Exercise — Give the number of lines that hold the string "this". Nothing else is needed.

Data tied to figure images —
/---

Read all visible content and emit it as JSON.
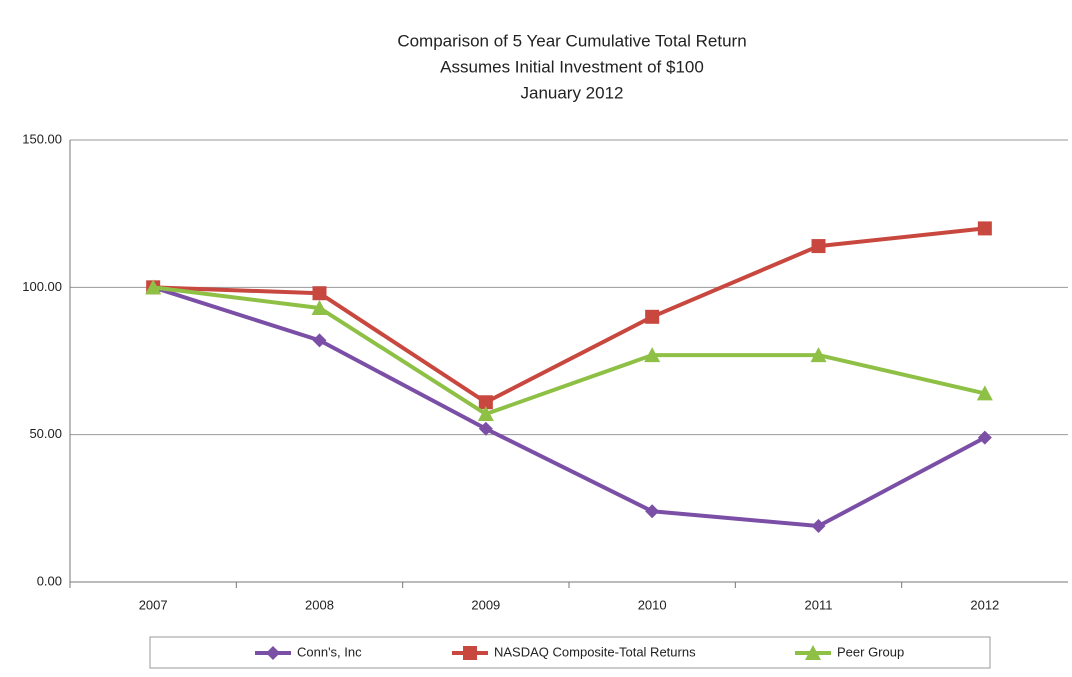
{
  "chart_data": {
    "type": "line",
    "title": [
      "Comparison of 5 Year Cumulative Total Return",
      "Assumes Initial Investment of $100",
      "January 2012"
    ],
    "categories": [
      "2007",
      "2008",
      "2009",
      "2010",
      "2011",
      "2012"
    ],
    "series": [
      {
        "name": "Conn's, Inc",
        "color": "#7b4fa6",
        "marker": "diamond",
        "values": [
          100,
          82,
          52,
          24,
          19,
          49
        ]
      },
      {
        "name": "NASDAQ Composite-Total Returns",
        "color": "#c8473e",
        "marker": "square",
        "values": [
          100,
          98,
          61,
          90,
          114,
          120
        ]
      },
      {
        "name": "Peer Group",
        "color": "#8fc046",
        "marker": "triangle",
        "values": [
          100,
          93,
          57,
          77,
          77,
          64
        ]
      }
    ],
    "ylim": [
      0,
      150
    ],
    "yticks": [
      {
        "value": 0,
        "label": "0.00"
      },
      {
        "value": 50,
        "label": "50.00"
      },
      {
        "value": 100,
        "label": "100.00"
      },
      {
        "value": 150,
        "label": "150.00"
      }
    ],
    "grid": true,
    "legend": "bottom"
  }
}
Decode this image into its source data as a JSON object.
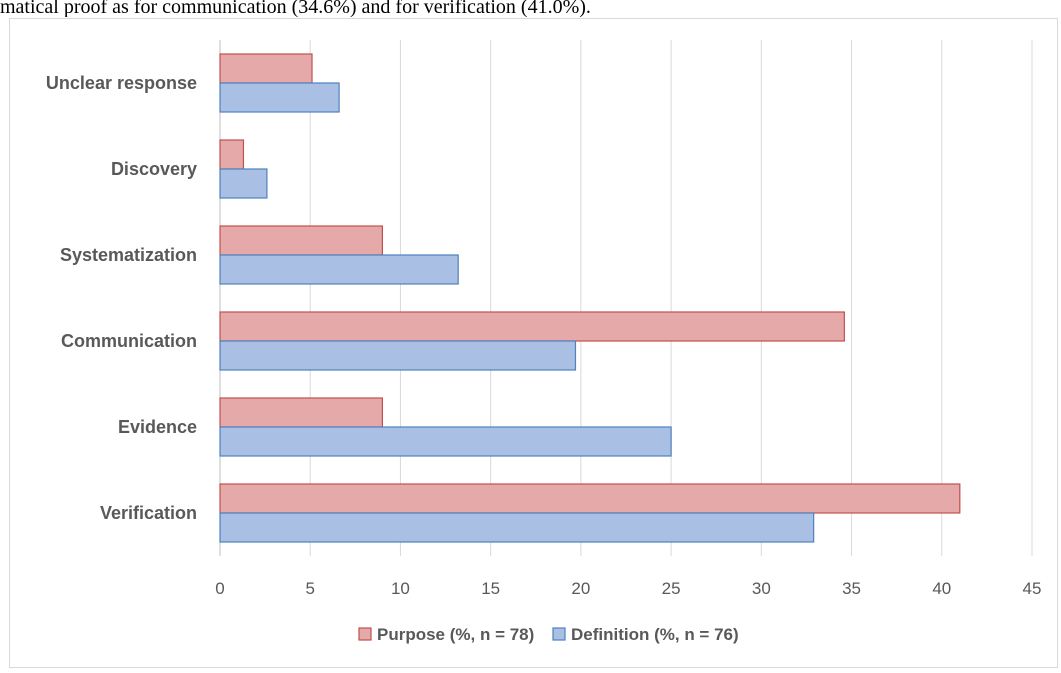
{
  "document": {
    "caption": "matical proof as for communication (34.6%) and for verification (41.0%)."
  },
  "chart_data": {
    "type": "bar",
    "orientation": "horizontal",
    "categories": [
      "Verification",
      "Evidence",
      "Communication",
      "Systematization",
      "Discovery",
      "Unclear response"
    ],
    "series": [
      {
        "name": "Purpose (%, n = 78)",
        "values": [
          41.0,
          9.0,
          34.6,
          9.0,
          1.3,
          5.1
        ],
        "color": "#e6a9a9",
        "stroke": "#c0504d"
      },
      {
        "name": "Definition (%, n = 76)",
        "values": [
          32.9,
          25.0,
          19.7,
          13.2,
          2.6,
          6.6
        ],
        "color": "#a9bfe3",
        "stroke": "#4f81bd"
      }
    ],
    "xlim": [
      0,
      45
    ],
    "xticks": [
      0,
      5,
      10,
      15,
      20,
      25,
      30,
      35,
      40,
      45
    ],
    "title": "",
    "xlabel": "",
    "ylabel": "",
    "grid": true,
    "legend": "bottom"
  }
}
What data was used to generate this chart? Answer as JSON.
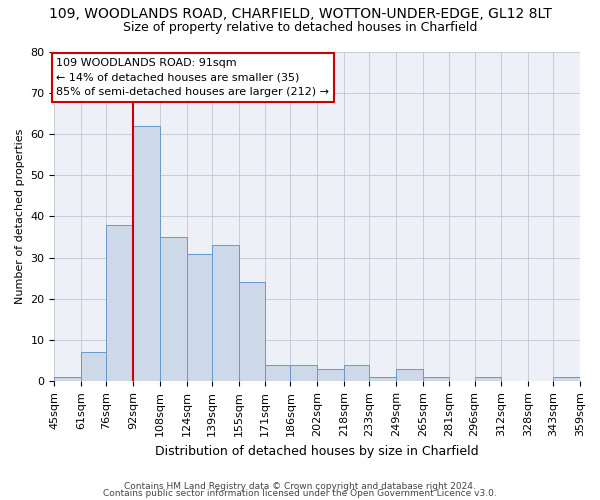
{
  "title": "109, WOODLANDS ROAD, CHARFIELD, WOTTON-UNDER-EDGE, GL12 8LT",
  "subtitle": "Size of property relative to detached houses in Charfield",
  "xlabel": "Distribution of detached houses by size in Charfield",
  "ylabel": "Number of detached properties",
  "bar_color": "#cdd9e8",
  "bar_edge_color": "#6699cc",
  "grid_color": "#bbbbcc",
  "background_color": "#ffffff",
  "plot_bg_color": "#eef0f8",
  "vline_x": 92,
  "vline_color": "#cc0000",
  "annotation_line1": "109 WOODLANDS ROAD: 91sqm",
  "annotation_line2": "← 14% of detached houses are smaller (35)",
  "annotation_line3": "85% of semi-detached houses are larger (212) →",
  "annotation_box_color": "#ffffff",
  "annotation_box_edge": "#cc0000",
  "bins": [
    45,
    61,
    76,
    92,
    108,
    124,
    139,
    155,
    171,
    186,
    202,
    218,
    233,
    249,
    265,
    281,
    296,
    312,
    328,
    343,
    359
  ],
  "counts": [
    1,
    7,
    38,
    62,
    35,
    31,
    33,
    24,
    4,
    4,
    3,
    4,
    1,
    3,
    1,
    0,
    1,
    0,
    0,
    1
  ],
  "footer1": "Contains HM Land Registry data © Crown copyright and database right 2024.",
  "footer2": "Contains public sector information licensed under the Open Government Licence v3.0.",
  "ylim": [
    0,
    80
  ],
  "yticks": [
    0,
    10,
    20,
    30,
    40,
    50,
    60,
    70,
    80
  ],
  "title_fontsize": 10,
  "subtitle_fontsize": 9,
  "ylabel_fontsize": 8,
  "xlabel_fontsize": 9,
  "tick_fontsize": 8,
  "annotation_fontsize": 8,
  "footer_fontsize": 6.5
}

\---

Right answer — 2